Begin

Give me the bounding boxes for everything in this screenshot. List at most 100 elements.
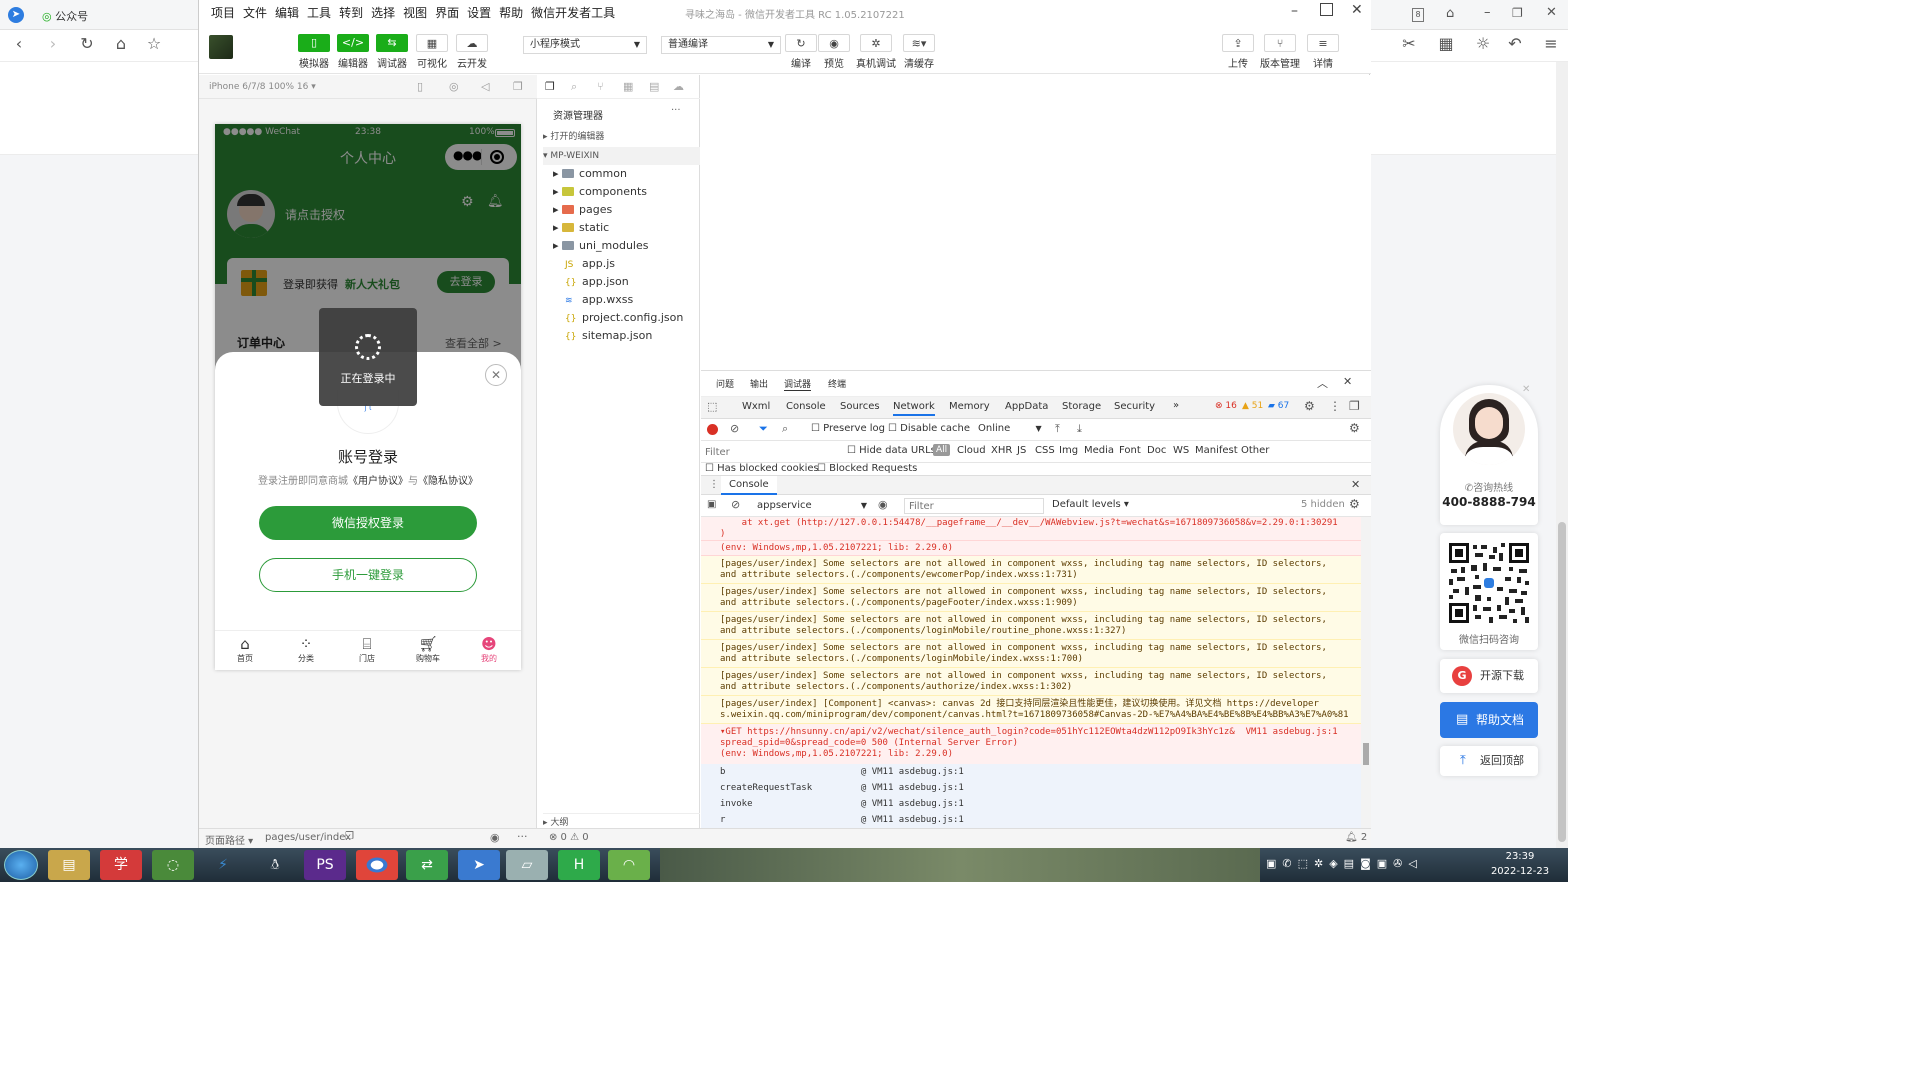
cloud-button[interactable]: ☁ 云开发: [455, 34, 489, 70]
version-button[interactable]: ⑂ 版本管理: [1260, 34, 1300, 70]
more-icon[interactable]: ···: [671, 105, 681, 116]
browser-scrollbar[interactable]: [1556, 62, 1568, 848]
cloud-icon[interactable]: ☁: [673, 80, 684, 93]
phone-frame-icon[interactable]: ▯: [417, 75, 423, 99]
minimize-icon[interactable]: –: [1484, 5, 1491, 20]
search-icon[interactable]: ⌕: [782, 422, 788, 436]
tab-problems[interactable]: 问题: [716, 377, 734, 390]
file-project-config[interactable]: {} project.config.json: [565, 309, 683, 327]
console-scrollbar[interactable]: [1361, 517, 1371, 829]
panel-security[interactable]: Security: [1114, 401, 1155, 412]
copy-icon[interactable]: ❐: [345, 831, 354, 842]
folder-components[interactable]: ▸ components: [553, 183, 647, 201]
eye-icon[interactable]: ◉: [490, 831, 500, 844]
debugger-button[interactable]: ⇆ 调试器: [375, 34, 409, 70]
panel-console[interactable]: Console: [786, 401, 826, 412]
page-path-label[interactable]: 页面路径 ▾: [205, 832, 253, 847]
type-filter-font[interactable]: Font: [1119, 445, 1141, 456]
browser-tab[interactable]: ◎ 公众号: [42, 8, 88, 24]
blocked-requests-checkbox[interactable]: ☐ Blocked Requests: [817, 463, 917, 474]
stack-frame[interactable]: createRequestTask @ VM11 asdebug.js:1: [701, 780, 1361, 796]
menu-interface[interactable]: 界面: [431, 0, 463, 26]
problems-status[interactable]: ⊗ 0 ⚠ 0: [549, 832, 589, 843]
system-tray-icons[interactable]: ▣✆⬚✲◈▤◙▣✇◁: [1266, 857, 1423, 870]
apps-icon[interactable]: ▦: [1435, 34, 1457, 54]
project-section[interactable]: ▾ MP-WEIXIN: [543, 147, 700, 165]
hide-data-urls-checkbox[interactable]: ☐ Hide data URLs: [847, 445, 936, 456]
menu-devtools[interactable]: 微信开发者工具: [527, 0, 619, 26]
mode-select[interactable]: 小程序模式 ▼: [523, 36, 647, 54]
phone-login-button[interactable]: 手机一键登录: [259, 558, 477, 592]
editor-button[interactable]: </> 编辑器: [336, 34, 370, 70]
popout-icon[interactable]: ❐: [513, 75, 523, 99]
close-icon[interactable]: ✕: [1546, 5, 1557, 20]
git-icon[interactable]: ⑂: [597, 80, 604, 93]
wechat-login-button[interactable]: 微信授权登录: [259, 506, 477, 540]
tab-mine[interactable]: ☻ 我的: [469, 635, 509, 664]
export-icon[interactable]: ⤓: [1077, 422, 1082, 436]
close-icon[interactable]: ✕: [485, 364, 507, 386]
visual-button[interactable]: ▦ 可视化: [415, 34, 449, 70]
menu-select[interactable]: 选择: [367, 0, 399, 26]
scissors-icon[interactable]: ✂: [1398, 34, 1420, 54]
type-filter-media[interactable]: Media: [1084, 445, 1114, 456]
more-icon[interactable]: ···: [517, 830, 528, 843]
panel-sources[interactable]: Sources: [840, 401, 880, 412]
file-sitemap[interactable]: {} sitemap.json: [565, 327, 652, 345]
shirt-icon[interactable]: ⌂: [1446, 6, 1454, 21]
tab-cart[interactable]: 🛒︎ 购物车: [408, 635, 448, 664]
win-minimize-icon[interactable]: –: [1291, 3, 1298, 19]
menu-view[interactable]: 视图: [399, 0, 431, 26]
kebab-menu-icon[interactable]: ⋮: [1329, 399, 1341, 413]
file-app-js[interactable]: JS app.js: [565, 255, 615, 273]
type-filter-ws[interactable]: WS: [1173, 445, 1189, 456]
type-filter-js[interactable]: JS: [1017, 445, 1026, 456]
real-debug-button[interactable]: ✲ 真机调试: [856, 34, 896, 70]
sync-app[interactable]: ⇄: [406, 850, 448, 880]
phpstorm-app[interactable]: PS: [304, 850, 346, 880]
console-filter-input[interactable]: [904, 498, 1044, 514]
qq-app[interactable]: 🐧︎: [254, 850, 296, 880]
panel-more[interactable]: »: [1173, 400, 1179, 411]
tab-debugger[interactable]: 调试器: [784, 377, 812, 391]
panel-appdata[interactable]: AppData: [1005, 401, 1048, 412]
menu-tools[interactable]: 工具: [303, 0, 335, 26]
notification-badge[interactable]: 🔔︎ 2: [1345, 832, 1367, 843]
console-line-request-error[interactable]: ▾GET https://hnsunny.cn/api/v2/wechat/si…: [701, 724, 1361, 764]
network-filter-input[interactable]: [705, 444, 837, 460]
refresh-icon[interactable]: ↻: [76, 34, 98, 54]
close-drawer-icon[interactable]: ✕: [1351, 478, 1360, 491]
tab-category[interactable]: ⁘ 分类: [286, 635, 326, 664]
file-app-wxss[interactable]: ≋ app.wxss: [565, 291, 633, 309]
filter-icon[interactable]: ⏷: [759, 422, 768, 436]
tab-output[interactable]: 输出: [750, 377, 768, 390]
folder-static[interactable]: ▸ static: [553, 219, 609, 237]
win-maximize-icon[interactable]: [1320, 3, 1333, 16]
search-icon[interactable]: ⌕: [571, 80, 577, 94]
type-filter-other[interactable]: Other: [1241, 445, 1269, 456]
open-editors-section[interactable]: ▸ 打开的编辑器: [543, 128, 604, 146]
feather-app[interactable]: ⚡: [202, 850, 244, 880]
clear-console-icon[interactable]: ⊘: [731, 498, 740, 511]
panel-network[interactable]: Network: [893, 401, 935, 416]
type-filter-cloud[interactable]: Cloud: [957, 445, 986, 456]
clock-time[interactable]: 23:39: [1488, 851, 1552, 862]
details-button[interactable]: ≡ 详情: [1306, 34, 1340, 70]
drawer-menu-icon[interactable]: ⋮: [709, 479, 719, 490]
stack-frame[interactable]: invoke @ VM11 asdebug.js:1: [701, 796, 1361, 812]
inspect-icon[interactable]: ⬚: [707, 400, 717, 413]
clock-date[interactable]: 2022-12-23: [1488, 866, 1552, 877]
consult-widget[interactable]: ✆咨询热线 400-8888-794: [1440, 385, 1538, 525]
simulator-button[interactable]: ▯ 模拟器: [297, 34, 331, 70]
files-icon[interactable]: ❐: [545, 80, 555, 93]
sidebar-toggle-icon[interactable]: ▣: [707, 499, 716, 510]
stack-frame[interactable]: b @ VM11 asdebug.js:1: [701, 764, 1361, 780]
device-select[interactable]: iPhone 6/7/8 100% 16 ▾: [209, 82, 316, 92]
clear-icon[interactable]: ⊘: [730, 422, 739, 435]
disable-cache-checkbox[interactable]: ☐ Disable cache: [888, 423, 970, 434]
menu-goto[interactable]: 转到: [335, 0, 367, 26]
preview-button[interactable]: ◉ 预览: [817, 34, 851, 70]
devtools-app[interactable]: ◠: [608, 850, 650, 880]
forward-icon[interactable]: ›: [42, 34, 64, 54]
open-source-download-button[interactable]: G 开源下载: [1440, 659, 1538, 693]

End
Begin

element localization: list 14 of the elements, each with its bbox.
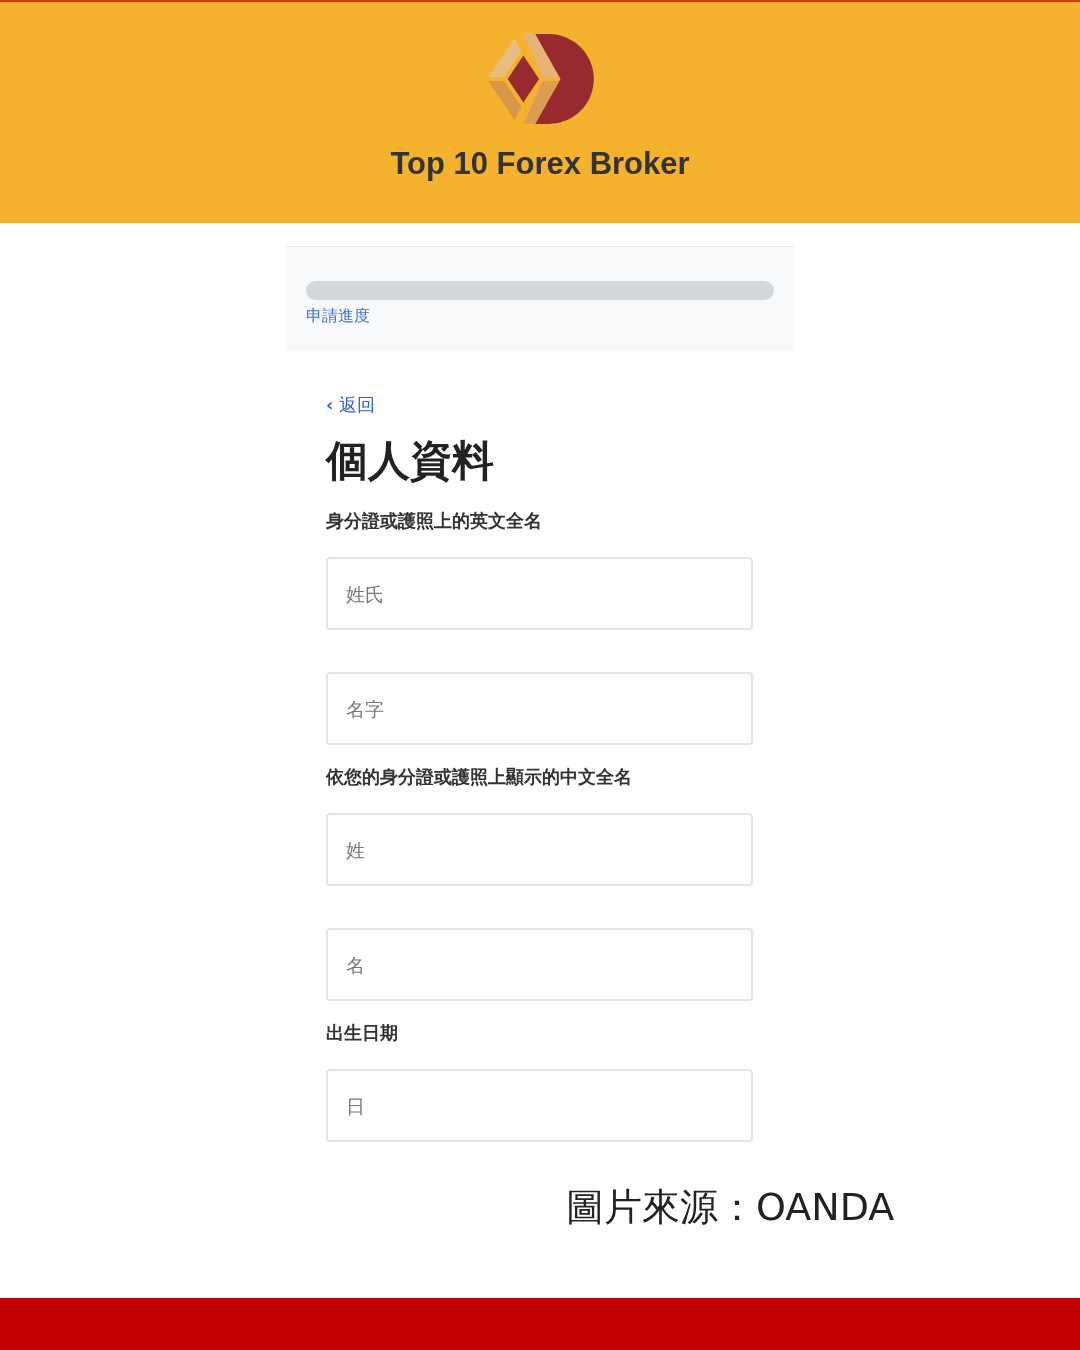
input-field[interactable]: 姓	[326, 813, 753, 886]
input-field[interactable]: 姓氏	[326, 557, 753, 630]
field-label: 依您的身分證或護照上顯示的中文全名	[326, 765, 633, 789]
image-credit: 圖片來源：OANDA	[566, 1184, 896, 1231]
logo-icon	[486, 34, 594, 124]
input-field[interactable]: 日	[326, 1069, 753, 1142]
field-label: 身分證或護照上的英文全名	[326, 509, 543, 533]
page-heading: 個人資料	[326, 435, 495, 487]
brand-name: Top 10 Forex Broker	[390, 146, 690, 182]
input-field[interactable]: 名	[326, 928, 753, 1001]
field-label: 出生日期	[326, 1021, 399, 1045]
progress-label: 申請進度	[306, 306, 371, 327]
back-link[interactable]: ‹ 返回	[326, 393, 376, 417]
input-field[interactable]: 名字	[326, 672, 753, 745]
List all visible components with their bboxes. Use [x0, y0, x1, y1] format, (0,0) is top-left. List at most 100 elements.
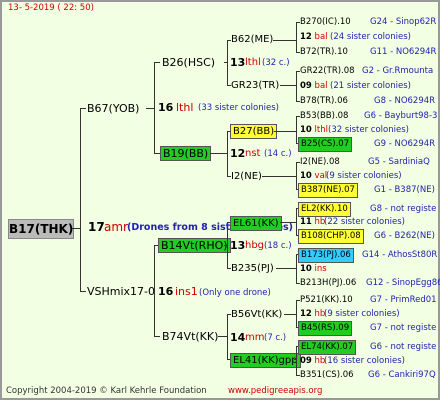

End
Begin

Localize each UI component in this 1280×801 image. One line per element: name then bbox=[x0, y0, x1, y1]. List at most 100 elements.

End

● **PROBLEM DESCRIPTION**: Reproduce the rows starting at the line containing "Give me the" and ending at the line containing "cloud-icon[interactable]: ☁: [673, 80, 684, 93]", with both of those lines included. Omit the pictures from your answer.

● **COMPLETE OUTPUT**:
Give me the bounding boxes for everything in this screenshot. List at most 100 elements.
cloud-button[interactable]: ☁ 云开发: [455, 34, 489, 70]
version-button[interactable]: ⑂ 版本管理: [1260, 34, 1300, 70]
more-icon[interactable]: ···: [671, 105, 681, 116]
browser-scrollbar[interactable]: [1556, 62, 1568, 848]
cloud-icon[interactable]: ☁: [673, 80, 684, 93]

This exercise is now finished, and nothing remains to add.